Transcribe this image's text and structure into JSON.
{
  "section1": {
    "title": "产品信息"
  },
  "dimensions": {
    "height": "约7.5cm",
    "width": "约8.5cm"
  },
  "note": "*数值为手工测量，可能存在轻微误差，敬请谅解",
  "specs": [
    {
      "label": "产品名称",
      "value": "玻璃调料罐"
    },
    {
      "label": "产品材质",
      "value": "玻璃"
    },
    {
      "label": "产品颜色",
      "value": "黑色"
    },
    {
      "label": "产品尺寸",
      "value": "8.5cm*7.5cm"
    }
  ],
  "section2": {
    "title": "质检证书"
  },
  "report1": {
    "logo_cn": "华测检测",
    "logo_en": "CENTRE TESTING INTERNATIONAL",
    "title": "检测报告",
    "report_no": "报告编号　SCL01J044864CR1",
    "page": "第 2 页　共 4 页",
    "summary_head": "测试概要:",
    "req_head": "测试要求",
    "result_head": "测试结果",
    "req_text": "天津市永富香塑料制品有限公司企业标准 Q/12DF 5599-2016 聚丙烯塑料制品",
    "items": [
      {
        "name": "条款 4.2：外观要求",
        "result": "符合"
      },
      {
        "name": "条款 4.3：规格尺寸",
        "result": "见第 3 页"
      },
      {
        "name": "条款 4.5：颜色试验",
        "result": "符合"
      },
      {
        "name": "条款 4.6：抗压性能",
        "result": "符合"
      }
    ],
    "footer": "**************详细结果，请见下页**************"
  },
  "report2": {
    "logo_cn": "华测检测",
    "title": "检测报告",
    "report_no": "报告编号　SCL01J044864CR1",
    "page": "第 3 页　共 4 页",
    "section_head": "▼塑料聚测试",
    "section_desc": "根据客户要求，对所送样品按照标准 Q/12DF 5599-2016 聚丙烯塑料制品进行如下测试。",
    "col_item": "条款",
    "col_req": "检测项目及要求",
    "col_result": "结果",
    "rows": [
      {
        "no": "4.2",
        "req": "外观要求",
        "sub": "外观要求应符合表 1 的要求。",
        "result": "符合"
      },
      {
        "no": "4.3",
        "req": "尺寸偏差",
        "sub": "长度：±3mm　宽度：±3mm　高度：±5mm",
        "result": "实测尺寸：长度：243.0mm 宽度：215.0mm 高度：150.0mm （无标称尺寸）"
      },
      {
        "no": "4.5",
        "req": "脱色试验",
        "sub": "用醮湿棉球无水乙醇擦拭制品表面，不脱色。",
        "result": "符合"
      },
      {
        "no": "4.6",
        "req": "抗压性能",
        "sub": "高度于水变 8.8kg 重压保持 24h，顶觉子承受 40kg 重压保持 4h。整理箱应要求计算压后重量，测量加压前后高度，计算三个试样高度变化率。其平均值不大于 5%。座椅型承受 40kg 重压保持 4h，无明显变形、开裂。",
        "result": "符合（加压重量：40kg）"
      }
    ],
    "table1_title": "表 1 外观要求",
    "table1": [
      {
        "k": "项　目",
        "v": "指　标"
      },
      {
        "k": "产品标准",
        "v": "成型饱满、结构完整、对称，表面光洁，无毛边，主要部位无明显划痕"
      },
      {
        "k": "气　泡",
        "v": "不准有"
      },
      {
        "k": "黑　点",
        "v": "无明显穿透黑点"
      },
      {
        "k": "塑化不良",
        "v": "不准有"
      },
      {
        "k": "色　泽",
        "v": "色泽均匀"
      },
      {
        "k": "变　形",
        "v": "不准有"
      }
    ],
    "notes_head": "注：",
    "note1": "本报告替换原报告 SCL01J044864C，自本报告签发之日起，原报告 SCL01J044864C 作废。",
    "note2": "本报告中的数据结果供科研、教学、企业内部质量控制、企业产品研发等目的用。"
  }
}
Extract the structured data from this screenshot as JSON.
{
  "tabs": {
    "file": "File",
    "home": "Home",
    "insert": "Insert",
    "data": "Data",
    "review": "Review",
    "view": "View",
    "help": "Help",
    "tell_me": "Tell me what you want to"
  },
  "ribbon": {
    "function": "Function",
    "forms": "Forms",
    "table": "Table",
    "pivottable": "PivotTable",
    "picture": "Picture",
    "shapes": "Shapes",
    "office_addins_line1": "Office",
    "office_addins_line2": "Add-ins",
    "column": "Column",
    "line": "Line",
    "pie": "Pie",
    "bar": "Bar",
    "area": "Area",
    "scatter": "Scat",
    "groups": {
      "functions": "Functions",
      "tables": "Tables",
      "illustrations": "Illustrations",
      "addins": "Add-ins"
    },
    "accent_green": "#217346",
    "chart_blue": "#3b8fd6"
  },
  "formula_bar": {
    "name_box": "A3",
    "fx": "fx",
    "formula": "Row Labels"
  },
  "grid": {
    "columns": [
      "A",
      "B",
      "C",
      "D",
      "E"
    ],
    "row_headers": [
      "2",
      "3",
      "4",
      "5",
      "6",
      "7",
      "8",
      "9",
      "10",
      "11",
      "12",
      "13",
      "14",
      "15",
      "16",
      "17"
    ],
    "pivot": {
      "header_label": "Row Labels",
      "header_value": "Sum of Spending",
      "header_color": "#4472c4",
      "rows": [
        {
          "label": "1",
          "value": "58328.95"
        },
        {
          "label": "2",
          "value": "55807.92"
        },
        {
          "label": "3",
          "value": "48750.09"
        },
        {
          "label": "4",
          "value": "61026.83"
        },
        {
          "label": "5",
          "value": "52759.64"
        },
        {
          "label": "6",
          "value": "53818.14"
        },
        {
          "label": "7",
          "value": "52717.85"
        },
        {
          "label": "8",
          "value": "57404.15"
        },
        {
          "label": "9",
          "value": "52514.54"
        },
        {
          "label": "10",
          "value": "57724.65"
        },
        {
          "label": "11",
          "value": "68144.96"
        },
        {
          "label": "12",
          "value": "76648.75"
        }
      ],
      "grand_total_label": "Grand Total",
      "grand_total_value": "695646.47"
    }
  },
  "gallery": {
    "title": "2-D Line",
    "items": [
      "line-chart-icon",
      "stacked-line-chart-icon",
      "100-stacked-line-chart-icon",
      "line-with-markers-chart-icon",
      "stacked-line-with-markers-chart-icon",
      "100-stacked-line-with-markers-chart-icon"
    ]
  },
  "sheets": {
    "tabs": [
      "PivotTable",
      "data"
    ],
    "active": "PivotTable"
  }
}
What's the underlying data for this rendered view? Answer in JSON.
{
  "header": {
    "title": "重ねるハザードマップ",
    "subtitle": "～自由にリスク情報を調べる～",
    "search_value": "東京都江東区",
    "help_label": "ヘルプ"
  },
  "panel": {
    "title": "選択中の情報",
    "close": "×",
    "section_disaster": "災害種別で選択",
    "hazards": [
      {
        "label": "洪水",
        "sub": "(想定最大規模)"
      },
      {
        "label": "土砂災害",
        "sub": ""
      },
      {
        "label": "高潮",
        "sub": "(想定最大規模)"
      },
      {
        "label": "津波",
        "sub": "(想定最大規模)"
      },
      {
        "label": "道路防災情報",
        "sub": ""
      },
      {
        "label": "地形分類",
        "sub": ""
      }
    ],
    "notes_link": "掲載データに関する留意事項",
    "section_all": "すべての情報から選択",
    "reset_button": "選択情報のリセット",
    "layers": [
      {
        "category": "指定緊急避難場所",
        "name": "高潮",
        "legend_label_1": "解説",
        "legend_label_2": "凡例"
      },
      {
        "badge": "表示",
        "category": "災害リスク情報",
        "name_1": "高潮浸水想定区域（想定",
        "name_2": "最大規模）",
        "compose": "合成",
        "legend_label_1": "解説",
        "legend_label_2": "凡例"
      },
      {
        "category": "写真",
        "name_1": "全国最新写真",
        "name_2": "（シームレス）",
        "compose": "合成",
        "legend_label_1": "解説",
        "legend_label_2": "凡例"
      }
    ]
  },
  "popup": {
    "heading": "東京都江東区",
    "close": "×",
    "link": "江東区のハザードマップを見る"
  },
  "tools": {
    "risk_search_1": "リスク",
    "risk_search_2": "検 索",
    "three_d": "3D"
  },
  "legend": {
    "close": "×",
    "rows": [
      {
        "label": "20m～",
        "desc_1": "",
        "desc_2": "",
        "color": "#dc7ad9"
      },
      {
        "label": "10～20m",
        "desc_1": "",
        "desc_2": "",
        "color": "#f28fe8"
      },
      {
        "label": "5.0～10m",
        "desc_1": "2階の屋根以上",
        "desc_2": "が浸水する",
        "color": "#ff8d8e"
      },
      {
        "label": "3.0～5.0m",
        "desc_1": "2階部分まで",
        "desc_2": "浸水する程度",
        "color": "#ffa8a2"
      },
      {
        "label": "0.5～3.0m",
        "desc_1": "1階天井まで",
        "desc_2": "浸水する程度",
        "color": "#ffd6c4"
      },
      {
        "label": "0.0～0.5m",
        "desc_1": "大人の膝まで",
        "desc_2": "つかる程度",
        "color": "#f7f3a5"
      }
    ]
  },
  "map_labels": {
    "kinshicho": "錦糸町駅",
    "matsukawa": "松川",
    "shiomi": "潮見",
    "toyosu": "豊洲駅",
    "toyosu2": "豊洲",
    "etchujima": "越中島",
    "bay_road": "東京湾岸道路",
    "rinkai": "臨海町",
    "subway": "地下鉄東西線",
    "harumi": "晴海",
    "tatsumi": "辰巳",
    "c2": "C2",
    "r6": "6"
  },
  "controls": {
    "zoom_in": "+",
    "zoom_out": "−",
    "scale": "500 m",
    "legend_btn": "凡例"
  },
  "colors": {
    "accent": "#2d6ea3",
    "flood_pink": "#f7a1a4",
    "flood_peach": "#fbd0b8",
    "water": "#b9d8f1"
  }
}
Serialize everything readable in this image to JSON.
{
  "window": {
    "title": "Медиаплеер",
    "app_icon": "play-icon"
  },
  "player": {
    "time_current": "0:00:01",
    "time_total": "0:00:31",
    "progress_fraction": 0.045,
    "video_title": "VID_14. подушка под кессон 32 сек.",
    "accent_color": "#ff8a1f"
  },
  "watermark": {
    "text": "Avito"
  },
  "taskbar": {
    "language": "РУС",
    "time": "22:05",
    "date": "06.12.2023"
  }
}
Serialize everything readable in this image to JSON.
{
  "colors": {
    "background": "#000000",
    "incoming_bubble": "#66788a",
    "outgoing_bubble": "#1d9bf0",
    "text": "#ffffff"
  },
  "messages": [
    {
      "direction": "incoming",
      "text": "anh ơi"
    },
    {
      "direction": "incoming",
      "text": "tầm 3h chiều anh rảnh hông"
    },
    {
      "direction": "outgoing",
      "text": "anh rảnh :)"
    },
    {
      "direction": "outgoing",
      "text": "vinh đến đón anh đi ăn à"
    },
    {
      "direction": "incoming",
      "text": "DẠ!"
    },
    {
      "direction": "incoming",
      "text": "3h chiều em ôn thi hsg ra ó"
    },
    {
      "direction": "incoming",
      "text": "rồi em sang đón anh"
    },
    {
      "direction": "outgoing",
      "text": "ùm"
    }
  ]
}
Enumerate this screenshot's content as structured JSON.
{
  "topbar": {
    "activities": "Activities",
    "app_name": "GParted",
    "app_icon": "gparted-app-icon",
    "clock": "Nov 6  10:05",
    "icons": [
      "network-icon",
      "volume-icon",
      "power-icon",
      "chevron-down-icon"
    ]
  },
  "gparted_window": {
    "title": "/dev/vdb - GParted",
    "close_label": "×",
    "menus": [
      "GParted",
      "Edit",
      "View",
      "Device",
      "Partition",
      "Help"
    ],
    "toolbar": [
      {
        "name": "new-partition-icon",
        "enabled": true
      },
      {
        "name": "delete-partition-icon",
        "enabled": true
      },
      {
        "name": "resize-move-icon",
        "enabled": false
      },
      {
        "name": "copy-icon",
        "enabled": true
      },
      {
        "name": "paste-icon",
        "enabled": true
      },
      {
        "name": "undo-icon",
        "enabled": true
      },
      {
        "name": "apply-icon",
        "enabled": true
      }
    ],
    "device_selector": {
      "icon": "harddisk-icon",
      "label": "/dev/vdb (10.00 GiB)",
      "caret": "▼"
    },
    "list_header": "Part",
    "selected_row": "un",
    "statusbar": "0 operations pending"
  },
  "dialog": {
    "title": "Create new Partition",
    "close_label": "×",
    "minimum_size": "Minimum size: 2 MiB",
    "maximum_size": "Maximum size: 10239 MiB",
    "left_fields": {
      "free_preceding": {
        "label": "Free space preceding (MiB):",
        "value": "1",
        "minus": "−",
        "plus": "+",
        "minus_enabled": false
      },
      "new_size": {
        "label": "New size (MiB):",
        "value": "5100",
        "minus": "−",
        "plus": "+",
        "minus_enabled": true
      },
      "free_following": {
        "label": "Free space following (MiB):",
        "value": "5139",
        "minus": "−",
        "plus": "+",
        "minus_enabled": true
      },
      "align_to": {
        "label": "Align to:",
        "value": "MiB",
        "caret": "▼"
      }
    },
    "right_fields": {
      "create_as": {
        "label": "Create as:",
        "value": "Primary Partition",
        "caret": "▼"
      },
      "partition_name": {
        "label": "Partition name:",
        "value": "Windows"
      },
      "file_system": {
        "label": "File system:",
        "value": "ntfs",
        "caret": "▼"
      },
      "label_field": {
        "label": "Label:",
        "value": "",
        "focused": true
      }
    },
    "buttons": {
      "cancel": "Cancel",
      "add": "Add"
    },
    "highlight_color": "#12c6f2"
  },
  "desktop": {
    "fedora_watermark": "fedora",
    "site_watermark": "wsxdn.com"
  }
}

- - - -

**Required task:**
Take each line of the material that contains the word "screenshot" and list it.

**Finished task:**
Extract the structured data from this screenshot as JSON.
Enumerate this screenshot's content as structured JSON.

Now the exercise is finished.